EXERCISE BRIEF: Track down each line that has the word "text" and copy it.

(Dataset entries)
•••••

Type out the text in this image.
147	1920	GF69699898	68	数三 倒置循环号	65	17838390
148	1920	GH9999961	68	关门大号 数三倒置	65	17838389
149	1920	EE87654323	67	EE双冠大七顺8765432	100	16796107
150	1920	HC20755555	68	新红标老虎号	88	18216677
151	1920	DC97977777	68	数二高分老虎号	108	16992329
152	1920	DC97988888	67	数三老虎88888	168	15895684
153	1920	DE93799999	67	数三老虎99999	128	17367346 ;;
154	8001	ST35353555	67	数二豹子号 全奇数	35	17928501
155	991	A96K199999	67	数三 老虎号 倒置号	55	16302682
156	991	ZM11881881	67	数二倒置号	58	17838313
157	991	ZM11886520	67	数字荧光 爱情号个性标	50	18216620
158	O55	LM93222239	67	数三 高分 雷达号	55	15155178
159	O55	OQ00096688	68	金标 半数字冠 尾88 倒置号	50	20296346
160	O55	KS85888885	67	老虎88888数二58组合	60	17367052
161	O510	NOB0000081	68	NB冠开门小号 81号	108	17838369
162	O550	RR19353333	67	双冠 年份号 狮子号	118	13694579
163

•••••

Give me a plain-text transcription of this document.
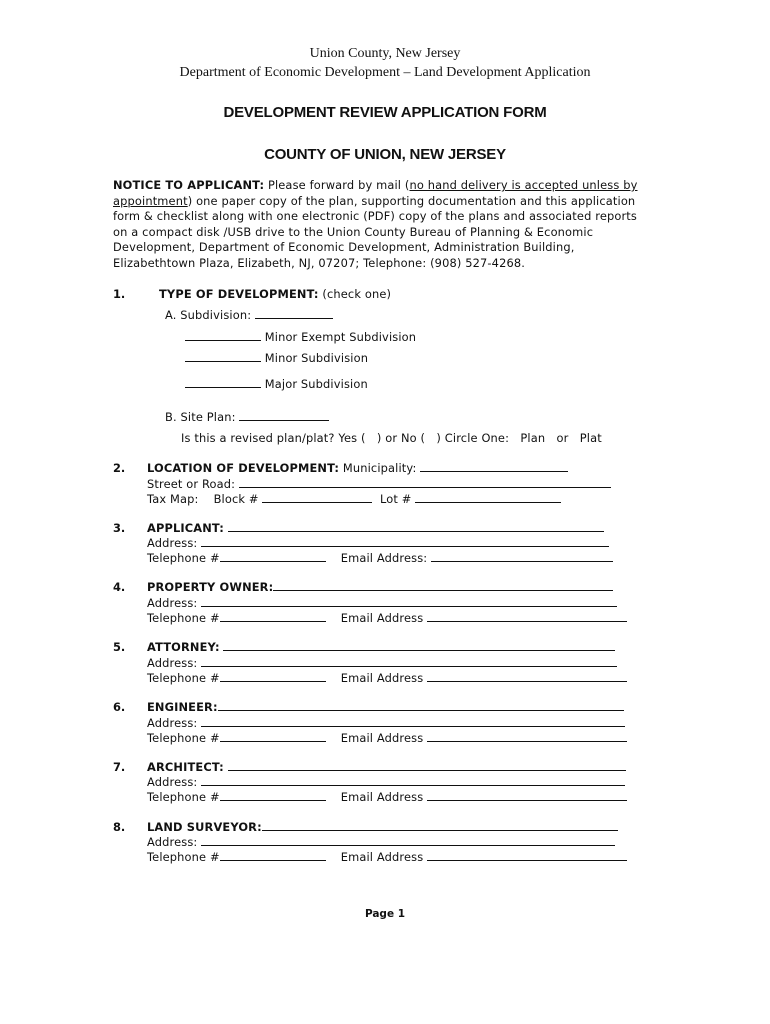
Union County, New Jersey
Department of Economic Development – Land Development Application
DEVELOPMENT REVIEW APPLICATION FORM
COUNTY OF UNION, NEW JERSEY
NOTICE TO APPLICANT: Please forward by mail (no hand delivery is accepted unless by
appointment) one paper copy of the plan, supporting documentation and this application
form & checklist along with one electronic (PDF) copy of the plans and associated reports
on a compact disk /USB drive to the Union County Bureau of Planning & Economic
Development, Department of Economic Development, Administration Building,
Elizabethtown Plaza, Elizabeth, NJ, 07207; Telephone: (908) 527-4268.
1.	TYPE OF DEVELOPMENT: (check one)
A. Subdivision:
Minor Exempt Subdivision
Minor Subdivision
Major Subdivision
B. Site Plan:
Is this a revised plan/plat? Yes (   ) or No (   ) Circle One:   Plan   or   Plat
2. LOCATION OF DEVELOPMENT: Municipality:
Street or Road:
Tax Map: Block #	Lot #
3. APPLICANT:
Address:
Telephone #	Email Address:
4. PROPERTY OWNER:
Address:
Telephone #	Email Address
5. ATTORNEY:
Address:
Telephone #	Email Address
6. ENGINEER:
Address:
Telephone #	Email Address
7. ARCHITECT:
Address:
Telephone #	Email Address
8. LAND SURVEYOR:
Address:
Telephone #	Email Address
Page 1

•••••

RESULT FOR THIS EXERCISE:
Type out the text in this image.
Give me a plain-text transcription of this document.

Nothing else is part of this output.